**Required task:** Which lines hold the string "pour"? Copy every one of them.
— START OF Records shown —
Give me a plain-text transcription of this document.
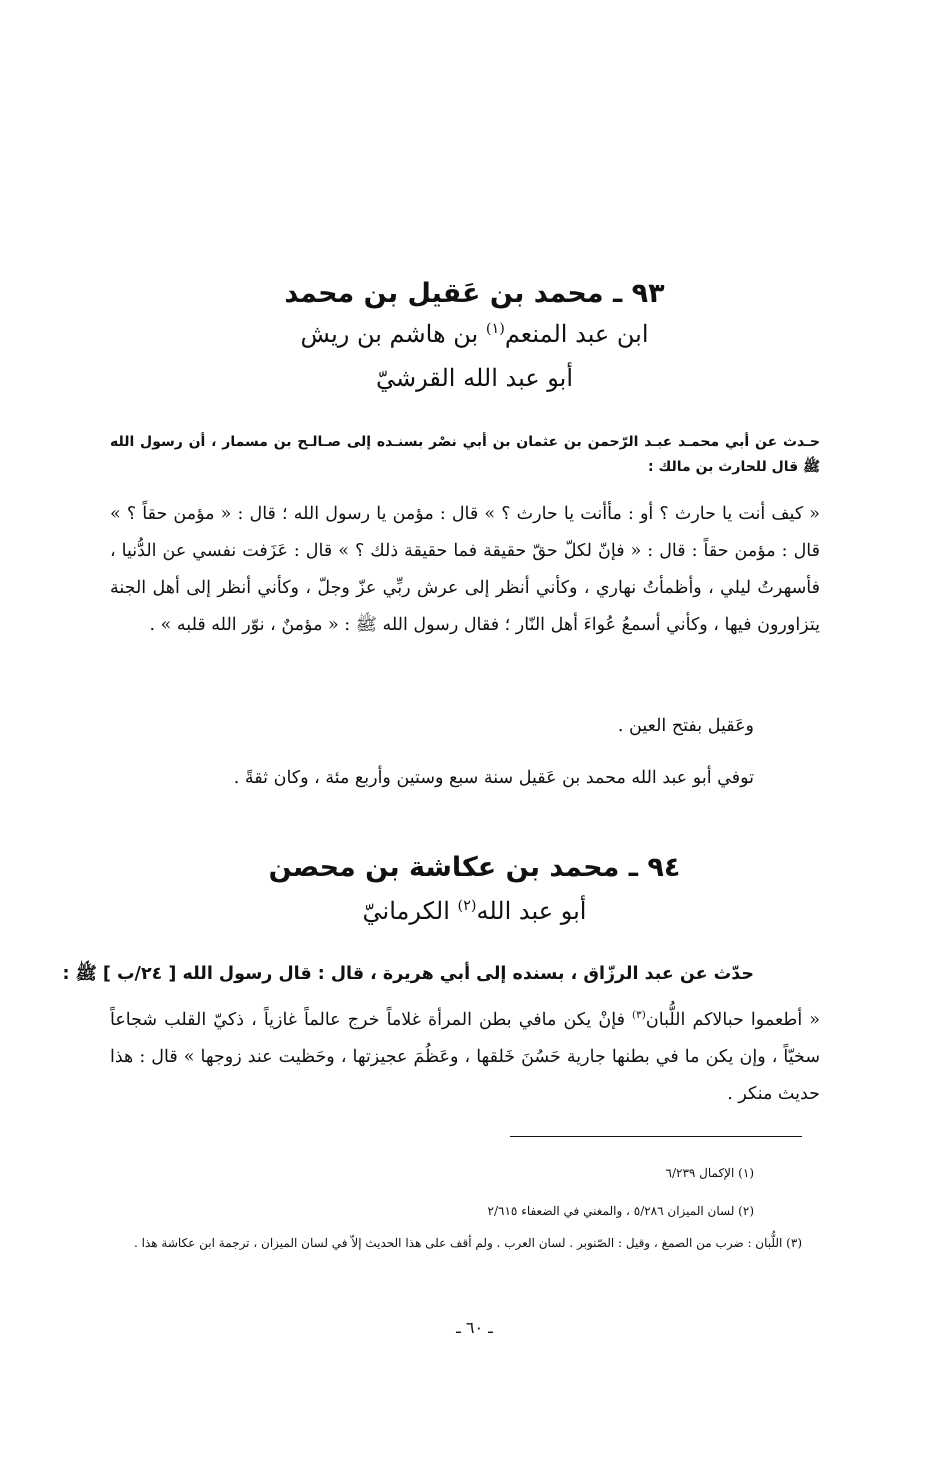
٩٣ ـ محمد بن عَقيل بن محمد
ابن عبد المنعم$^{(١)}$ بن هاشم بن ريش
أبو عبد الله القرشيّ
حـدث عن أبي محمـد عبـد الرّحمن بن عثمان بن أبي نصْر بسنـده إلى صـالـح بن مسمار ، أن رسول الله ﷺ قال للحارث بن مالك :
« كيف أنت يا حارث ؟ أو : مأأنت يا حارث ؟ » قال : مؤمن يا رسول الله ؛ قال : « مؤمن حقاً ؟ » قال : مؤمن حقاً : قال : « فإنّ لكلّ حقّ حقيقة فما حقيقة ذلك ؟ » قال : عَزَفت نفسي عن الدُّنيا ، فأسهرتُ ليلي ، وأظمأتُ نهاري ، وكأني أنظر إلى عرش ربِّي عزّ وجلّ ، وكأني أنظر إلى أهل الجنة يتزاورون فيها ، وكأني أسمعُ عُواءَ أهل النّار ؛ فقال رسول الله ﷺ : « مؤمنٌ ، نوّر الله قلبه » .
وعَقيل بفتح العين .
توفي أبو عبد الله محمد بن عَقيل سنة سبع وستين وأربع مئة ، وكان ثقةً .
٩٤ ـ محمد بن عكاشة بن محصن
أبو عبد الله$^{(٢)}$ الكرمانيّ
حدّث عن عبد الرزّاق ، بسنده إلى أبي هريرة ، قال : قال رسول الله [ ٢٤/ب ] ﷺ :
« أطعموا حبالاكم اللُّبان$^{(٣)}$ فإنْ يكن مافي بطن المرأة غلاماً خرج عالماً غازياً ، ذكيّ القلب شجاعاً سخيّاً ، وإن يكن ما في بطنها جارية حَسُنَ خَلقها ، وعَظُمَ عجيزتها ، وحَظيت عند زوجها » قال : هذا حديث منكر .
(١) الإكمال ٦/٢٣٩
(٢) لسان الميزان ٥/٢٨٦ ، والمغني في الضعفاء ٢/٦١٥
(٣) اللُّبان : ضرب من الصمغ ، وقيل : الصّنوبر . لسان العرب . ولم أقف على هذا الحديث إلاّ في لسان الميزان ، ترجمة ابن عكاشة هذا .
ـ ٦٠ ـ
— END OF Records shown —
— START OF Records shown —
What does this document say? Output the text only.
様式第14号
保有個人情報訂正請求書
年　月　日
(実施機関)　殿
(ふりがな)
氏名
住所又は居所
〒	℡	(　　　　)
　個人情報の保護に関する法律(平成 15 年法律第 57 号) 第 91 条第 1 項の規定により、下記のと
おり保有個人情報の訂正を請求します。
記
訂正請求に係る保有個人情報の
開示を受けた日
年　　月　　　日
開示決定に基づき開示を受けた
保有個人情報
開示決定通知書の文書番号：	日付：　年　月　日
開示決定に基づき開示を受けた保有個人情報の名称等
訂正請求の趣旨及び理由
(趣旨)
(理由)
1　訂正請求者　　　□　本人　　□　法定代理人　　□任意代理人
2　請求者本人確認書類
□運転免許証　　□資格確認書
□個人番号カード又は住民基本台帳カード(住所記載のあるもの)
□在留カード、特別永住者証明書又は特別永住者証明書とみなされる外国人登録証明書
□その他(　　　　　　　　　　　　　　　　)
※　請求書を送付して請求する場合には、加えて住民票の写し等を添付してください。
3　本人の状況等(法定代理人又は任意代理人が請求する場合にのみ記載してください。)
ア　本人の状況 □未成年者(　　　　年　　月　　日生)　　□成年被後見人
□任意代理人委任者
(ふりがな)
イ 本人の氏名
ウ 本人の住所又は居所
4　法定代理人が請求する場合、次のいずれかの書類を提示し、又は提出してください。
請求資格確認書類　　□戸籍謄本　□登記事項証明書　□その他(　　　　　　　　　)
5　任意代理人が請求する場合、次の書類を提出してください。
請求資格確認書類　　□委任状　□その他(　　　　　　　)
— END OF Records shown —
— START OF Records shown —
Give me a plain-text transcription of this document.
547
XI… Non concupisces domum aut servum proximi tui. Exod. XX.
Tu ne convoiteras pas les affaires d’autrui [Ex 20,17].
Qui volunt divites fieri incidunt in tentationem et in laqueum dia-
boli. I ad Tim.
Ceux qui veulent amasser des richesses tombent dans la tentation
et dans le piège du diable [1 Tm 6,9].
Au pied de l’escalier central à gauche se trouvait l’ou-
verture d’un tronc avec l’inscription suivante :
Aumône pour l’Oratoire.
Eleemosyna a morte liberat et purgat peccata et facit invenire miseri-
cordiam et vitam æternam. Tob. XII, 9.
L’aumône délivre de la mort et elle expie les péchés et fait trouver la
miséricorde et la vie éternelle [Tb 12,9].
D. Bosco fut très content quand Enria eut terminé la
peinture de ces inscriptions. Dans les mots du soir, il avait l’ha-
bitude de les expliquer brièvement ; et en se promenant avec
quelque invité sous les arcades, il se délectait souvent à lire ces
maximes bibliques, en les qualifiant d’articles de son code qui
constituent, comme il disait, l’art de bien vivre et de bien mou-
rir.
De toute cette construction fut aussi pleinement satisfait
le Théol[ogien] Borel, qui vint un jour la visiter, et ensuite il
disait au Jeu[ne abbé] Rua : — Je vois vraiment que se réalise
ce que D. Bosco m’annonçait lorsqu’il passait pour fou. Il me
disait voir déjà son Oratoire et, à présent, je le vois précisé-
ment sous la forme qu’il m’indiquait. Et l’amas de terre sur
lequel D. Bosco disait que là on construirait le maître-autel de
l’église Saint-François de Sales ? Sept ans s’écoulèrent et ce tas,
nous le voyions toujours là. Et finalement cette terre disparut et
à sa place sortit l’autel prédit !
— END OF Records shown —
**Worked solution:**
Aumône pour l’Oratoire.
ce que D. Bosco m’annonçait lorsqu’il passait pour fou. Il me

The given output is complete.